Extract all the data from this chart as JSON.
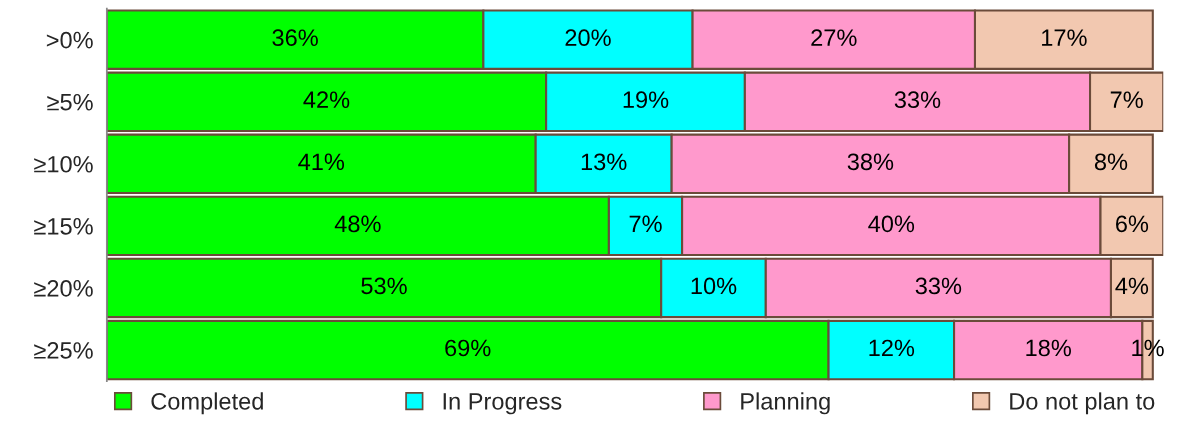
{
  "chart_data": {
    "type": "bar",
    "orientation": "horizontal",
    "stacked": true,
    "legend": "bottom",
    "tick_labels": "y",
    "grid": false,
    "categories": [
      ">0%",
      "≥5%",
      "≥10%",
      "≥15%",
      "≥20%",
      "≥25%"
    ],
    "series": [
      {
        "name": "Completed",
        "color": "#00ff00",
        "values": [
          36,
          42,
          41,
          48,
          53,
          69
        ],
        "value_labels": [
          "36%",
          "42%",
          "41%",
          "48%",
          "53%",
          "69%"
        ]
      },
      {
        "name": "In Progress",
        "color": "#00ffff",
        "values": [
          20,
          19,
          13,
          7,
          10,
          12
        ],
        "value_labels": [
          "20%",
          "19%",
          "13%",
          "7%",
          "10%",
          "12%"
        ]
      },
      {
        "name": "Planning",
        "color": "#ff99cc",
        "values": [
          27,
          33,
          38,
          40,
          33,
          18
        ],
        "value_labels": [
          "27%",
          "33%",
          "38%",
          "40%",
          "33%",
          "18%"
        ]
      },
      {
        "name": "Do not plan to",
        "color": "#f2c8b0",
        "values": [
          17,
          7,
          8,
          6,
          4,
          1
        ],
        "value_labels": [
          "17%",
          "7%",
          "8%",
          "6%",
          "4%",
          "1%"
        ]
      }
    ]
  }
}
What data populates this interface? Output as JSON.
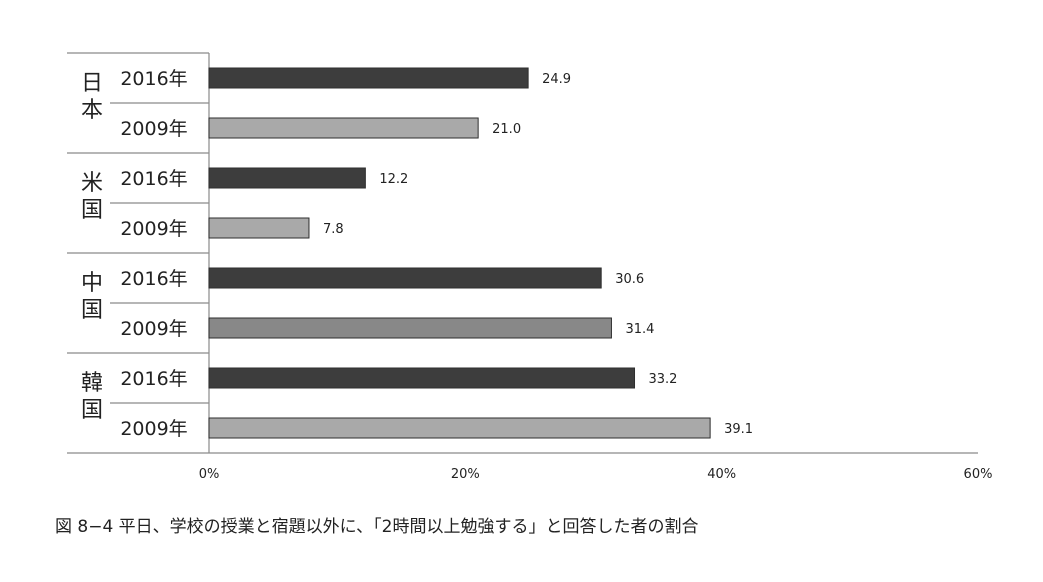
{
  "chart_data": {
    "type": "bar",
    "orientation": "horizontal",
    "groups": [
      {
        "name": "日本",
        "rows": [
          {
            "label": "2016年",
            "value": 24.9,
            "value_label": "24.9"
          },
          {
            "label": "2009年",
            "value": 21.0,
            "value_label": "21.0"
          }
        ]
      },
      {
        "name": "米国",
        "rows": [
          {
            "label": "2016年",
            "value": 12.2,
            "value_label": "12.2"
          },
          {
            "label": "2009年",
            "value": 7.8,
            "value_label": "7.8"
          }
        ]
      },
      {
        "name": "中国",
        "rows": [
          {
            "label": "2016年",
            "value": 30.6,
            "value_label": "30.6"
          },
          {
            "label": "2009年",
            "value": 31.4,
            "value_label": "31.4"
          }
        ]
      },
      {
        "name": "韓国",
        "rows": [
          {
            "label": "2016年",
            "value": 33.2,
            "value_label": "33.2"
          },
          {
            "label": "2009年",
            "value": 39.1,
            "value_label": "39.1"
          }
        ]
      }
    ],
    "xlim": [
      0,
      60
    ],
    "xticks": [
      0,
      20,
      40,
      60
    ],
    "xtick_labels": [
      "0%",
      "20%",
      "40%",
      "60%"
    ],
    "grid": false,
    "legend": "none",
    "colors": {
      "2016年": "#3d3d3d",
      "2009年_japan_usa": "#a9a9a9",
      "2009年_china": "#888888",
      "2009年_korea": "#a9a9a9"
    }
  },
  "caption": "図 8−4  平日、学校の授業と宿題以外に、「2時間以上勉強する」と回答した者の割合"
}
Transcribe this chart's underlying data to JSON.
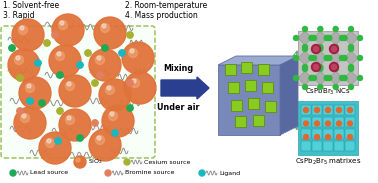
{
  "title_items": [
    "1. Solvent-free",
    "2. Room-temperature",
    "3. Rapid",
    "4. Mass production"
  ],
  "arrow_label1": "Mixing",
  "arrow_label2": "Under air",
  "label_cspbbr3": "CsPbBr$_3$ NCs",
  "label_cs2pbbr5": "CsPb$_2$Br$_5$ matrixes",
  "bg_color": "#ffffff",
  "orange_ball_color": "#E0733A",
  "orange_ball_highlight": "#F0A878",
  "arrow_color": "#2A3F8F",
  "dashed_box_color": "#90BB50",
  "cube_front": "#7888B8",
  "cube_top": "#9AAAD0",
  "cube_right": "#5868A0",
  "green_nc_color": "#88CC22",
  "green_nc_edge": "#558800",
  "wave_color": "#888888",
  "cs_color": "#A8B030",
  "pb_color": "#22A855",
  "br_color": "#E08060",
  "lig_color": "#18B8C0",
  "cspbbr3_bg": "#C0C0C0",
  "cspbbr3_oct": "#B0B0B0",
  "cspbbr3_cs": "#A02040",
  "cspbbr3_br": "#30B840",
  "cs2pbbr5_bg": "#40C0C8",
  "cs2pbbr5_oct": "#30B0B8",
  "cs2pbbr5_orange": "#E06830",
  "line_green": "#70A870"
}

------------------------------------------------

Transcribe the listing above verbatim. Omit the pictures.

Extract all the data from this chart as JSON.
{
  "chart_data": {
    "type": "bar",
    "orientation": "horizontal",
    "stacked": true,
    "legend": "bottom",
    "tick_labels": "y",
    "grid": false,
    "categories": [
      ">0%",
      "≥5%",
      "≥10%",
      "≥15%",
      "≥20%",
      "≥25%"
    ],
    "series": [
      {
        "name": "Completed",
        "color": "#00ff00",
        "values": [
          36,
          42,
          41,
          48,
          53,
          69
        ],
        "value_labels": [
          "36%",
          "42%",
          "41%",
          "48%",
          "53%",
          "69%"
        ]
      },
      {
        "name": "In Progress",
        "color": "#00ffff",
        "values": [
          20,
          19,
          13,
          7,
          10,
          12
        ],
        "value_labels": [
          "20%",
          "19%",
          "13%",
          "7%",
          "10%",
          "12%"
        ]
      },
      {
        "name": "Planning",
        "color": "#ff99cc",
        "values": [
          27,
          33,
          38,
          40,
          33,
          18
        ],
        "value_labels": [
          "27%",
          "33%",
          "38%",
          "40%",
          "33%",
          "18%"
        ]
      },
      {
        "name": "Do not plan to",
        "color": "#f2c8b0",
        "values": [
          17,
          7,
          8,
          6,
          4,
          1
        ],
        "value_labels": [
          "17%",
          "7%",
          "8%",
          "6%",
          "4%",
          "1%"
        ]
      }
    ]
  }
}
What data populates this interface? Output as JSON.
{
  "chart_data": {
    "type": "bar",
    "orientation": "horizontal",
    "groups": [
      {
        "name": "日本",
        "rows": [
          {
            "label": "2016年",
            "value": 24.9,
            "value_label": "24.9"
          },
          {
            "label": "2009年",
            "value": 21.0,
            "value_label": "21.0"
          }
        ]
      },
      {
        "name": "米国",
        "rows": [
          {
            "label": "2016年",
            "value": 12.2,
            "value_label": "12.2"
          },
          {
            "label": "2009年",
            "value": 7.8,
            "value_label": "7.8"
          }
        ]
      },
      {
        "name": "中国",
        "rows": [
          {
            "label": "2016年",
            "value": 30.6,
            "value_label": "30.6"
          },
          {
            "label": "2009年",
            "value": 31.4,
            "value_label": "31.4"
          }
        ]
      },
      {
        "name": "韓国",
        "rows": [
          {
            "label": "2016年",
            "value": 33.2,
            "value_label": "33.2"
          },
          {
            "label": "2009年",
            "value": 39.1,
            "value_label": "39.1"
          }
        ]
      }
    ],
    "xlim": [
      0,
      60
    ],
    "xticks": [
      0,
      20,
      40,
      60
    ],
    "xtick_labels": [
      "0%",
      "20%",
      "40%",
      "60%"
    ],
    "grid": false,
    "legend": "none",
    "colors": {
      "2016年": "#3d3d3d",
      "2009年_japan_usa": "#a9a9a9",
      "2009年_china": "#888888",
      "2009年_korea": "#a9a9a9"
    }
  },
  "caption": "図 8−4  平日、学校の授業と宿題以外に、「2時間以上勉強する」と回答した者の割合"
}
Transcribe this chart's underlying data to JSON.
{
  "title_items": [
    "1. Solvent-free",
    "2. Room-temperature",
    "3. Rapid",
    "4. Mass production"
  ],
  "arrow_label1": "Mixing",
  "arrow_label2": "Under air",
  "label_cspbbr3": "CsPbBr$_3$ NCs",
  "label_cs2pbbr5": "CsPb$_2$Br$_5$ matrixes",
  "bg_color": "#ffffff",
  "orange_ball_color": "#E0733A",
  "orange_ball_highlight": "#F0A878",
  "arrow_color": "#2A3F8F",
  "dashed_box_color": "#90BB50",
  "cube_front": "#7888B8",
  "cube_top": "#9AAAD0",
  "cube_right": "#5868A0",
  "green_nc_color": "#88CC22",
  "green_nc_edge": "#558800",
  "wave_color": "#888888",
  "cs_color": "#A8B030",
  "pb_color": "#22A855",
  "br_color": "#E08060",
  "lig_color": "#18B8C0",
  "cspbbr3_bg": "#C0C0C0",
  "cspbbr3_oct": "#B0B0B0",
  "cspbbr3_cs": "#A02040",
  "cspbbr3_br": "#30B840",
  "cs2pbbr5_bg": "#40C0C8",
  "cs2pbbr5_oct": "#30B0B8",
  "cs2pbbr5_orange": "#E06830",
  "line_green": "#70A870"
}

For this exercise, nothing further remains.